▶ Direction: Skip the pictures and quote all of the lines exactly.

##### Excerpted records #####

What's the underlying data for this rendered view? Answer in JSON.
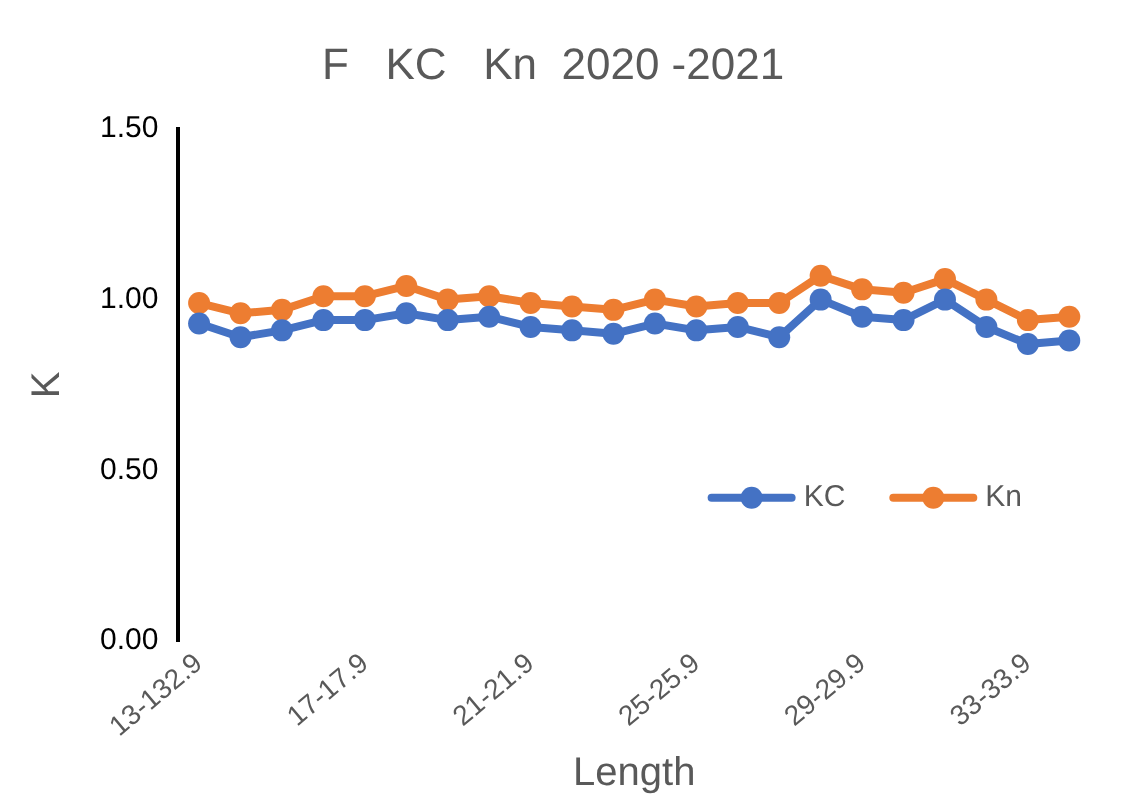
{
  "chart_data": {
    "type": "line",
    "title": "F   KC   Kn  2020 -2021",
    "xlabel": "Length",
    "ylabel": "K",
    "categories": [
      "13-132.9",
      null,
      null,
      null,
      "17-17.9",
      null,
      null,
      null,
      "21-21.9",
      null,
      null,
      null,
      "25-25.9",
      null,
      null,
      null,
      "29-29.9",
      null,
      null,
      null,
      "33-33.9",
      null
    ],
    "series": [
      {
        "name": "KC",
        "color": "#4472c4",
        "values": [
          0.93,
          0.89,
          0.91,
          0.94,
          0.94,
          0.96,
          0.94,
          0.95,
          0.92,
          0.91,
          0.9,
          0.93,
          0.91,
          0.92,
          0.89,
          1.0,
          0.95,
          0.94,
          1.0,
          0.92,
          0.87,
          0.88
        ]
      },
      {
        "name": "Kn",
        "color": "#ed7d31",
        "values": [
          0.99,
          0.96,
          0.97,
          1.01,
          1.01,
          1.04,
          1.0,
          1.01,
          0.99,
          0.98,
          0.97,
          1.0,
          0.98,
          0.99,
          0.99,
          1.07,
          1.03,
          1.02,
          1.06,
          1.0,
          0.94,
          0.95
        ]
      }
    ],
    "ylim": [
      0,
      1.5
    ],
    "yticks": [
      {
        "value": 0,
        "label": "0.00"
      },
      {
        "value": 0.5,
        "label": "0.50"
      },
      {
        "value": 1,
        "label": "1.00"
      },
      {
        "value": 1.5,
        "label": "1.50"
      }
    ],
    "grid": false,
    "legend": "right",
    "marker": "circle",
    "line_style": "solid"
  }
}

#####

▶ Response for this exercise:
What's the underlying data for this rendered view? Answer in JSON.
{
  "chart_data": {
    "type": "line",
    "title": "F   KC   Kn  2020 -2021",
    "xlabel": "Length",
    "ylabel": "K",
    "categories": [
      "13-132.9",
      null,
      null,
      null,
      "17-17.9",
      null,
      null,
      null,
      "21-21.9",
      null,
      null,
      null,
      "25-25.9",
      null,
      null,
      null,
      "29-29.9",
      null,
      null,
      null,
      "33-33.9",
      null
    ],
    "series": [
      {
        "name": "KC",
        "color": "#4472c4",
        "values": [
          0.93,
          0.89,
          0.91,
          0.94,
          0.94,
          0.96,
          0.94,
          0.95,
          0.92,
          0.91,
          0.9,
          0.93,
          0.91,
          0.92,
          0.89,
          1.0,
          0.95,
          0.94,
          1.0,
          0.92,
          0.87,
          0.88
        ]
      },
      {
        "name": "Kn",
        "color": "#ed7d31",
        "values": [
          0.99,
          0.96,
          0.97,
          1.01,
          1.01,
          1.04,
          1.0,
          1.01,
          0.99,
          0.98,
          0.97,
          1.0,
          0.98,
          0.99,
          0.99,
          1.07,
          1.03,
          1.02,
          1.06,
          1.0,
          0.94,
          0.95
        ]
      }
    ],
    "ylim": [
      0,
      1.5
    ],
    "yticks": [
      {
        "value": 0,
        "label": "0.00"
      },
      {
        "value": 0.5,
        "label": "0.50"
      },
      {
        "value": 1,
        "label": "1.00"
      },
      {
        "value": 1.5,
        "label": "1.50"
      }
    ],
    "grid": false,
    "legend": "right",
    "marker": "circle",
    "line_style": "solid"
  }
}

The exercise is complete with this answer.